Rico Rodriguez II (born July 31, 1998) is an American actor. He is best known for his role as Manny Delgado on the ABC sitcom Modern Family, which ran for eleven seasons from 2009 to 2020. He received several Screen Actors Guild Awards for his performance. He has also appeared in numerous other television shows and movies, both as himself and other characters, before, during, and after the show's run, such as Epic Movie, Endgame, El Americano: The Movie, and Nickelodeon's The Substitute and Unfiltered.

Early life
Rico Rodriguez II was born in Bryan, Texas, the son of Diane and Roy Rodriguez, who owned Rodriguez Tire Service. His siblings are brothers Ray and Roy Jr., and sister Raini Rodriguez, who is an actress. He is of Mexican descent.

Career

At age nine, he played a character, also named Rico, in Cory in the House. He later had guest appearances on the series 'Til Death, ER, iCarly, and My Name is Earl.

In 2007, he appeared in the comedy film Epic Movie as the character Chanchito. The movie earned a score of 2% on Rotten Tomatoes, from 66 reviews. Jamie Russell of BBC referred to it as "the most excruciating, unfunny film you'll see this year...if not your entire lifetime".

In September 2009, he began playing Manny Delgado in Modern Family. His role was said to be "crazy hard" to cast by co-creator Steve Levitan. In 2010, he said he is sometimes nothing like Manny, although he also named some similarities between them. Later, in 2016, Rodriguez said he had "grown into the character", finding more in common with him. For the role, he was nominated eight times, along with the rest of the cast of Modern Family, for the Screen Actors Guild Awards, winning four of them.

DATA PROVIDED –
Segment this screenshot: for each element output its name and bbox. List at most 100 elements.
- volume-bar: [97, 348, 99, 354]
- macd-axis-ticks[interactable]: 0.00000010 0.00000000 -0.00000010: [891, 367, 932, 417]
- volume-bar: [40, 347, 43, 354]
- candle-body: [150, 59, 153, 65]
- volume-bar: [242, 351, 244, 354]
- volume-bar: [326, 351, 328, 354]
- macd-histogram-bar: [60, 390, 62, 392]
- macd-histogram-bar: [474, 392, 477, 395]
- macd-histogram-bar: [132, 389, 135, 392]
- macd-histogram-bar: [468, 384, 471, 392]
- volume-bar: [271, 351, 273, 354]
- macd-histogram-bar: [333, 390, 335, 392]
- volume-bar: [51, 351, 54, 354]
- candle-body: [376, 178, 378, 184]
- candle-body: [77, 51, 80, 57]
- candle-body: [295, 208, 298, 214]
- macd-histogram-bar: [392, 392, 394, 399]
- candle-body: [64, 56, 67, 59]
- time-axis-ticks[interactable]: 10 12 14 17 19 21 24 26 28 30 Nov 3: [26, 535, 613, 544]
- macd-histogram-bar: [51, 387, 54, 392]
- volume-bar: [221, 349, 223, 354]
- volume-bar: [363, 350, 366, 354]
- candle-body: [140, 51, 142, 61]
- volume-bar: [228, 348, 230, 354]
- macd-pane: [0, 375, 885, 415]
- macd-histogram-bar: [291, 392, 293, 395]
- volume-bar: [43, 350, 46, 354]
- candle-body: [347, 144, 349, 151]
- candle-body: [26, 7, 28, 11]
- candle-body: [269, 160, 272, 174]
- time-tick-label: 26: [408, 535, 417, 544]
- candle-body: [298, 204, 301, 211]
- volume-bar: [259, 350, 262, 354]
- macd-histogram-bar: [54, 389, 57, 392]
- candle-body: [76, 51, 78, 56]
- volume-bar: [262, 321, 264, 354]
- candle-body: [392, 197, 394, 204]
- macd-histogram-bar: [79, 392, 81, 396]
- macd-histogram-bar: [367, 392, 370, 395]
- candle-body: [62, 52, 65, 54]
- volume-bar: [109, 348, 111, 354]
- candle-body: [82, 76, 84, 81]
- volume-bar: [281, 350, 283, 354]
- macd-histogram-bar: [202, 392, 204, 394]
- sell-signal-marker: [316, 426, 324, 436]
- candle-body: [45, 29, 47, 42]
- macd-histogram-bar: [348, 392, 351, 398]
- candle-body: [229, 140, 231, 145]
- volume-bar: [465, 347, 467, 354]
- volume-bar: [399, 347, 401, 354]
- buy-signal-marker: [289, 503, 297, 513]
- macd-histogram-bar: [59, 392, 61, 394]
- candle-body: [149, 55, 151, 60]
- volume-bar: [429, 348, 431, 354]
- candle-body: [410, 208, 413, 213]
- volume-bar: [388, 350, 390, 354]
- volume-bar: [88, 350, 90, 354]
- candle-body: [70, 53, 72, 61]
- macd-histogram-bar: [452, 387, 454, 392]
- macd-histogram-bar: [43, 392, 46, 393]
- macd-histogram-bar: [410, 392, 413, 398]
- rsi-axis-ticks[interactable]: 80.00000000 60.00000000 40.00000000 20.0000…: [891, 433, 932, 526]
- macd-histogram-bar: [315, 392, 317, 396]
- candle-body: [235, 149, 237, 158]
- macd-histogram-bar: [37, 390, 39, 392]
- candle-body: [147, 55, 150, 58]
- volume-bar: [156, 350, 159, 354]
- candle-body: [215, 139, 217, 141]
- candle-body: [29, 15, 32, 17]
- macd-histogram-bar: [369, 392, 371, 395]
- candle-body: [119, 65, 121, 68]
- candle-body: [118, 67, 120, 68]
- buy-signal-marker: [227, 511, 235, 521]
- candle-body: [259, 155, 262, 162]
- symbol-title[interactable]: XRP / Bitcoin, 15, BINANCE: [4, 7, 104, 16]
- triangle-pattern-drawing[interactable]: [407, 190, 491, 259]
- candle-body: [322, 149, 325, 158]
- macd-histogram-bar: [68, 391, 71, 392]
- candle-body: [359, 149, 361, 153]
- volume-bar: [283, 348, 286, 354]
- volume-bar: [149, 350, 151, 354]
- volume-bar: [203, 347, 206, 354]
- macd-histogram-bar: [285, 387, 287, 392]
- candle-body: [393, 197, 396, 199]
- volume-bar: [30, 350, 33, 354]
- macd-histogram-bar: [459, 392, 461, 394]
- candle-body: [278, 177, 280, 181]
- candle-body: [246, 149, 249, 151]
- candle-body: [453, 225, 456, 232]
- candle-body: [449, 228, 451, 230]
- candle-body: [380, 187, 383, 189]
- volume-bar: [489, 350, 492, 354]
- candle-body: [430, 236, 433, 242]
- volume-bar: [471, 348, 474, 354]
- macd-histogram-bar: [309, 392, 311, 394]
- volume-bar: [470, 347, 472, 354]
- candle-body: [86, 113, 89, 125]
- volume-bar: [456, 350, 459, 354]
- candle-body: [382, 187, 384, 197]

GIVEN INSTRUCTION 1 –
Shorten the paragraph of the Rico Rodriguez profile that begins "In September 2009, he began playing Manny Delgado" into a bulleted list that keeps its main facts.
GIVEN INSTRUCTION 2 –
From the Rico Rodriguez profile, set down the words between "Rico Rodriguez II (born" and "Substitute and Unfiltered.", inclusive, without changing anything.

WRITTEN ANSWER 1 –
- Began playing Manny Delgado in Modern Family in September 2009.
- Co-creator Steve Levitan called the role "crazy hard" to cast.
- In 2010, Rodriguez said he is sometimes nothing like Manny but named some similarities.
- In 2016, he said he had "grown into the character" and found more in common with him.
- With the rest of the cast, he earned eight Screen Actors Guild Award nominations for the role and won four.

WRITTEN ANSWER 2 –
Rico Rodriguez II (born July 31, 1998) is an American actor. He is best known for his role as Manny Delgado on the ABC sitcom Modern Family, which ran for eleven seasons from 2009 to 2020. He received several Screen Actors Guild Awards for his performance. He has also appeared in numerous other television shows and movies, both as himself and other characters, before, during, and after the show's run, such as Epic Movie, Endgame, El Americano: The Movie, and Nickelodeon's The Substitute and Unfiltered.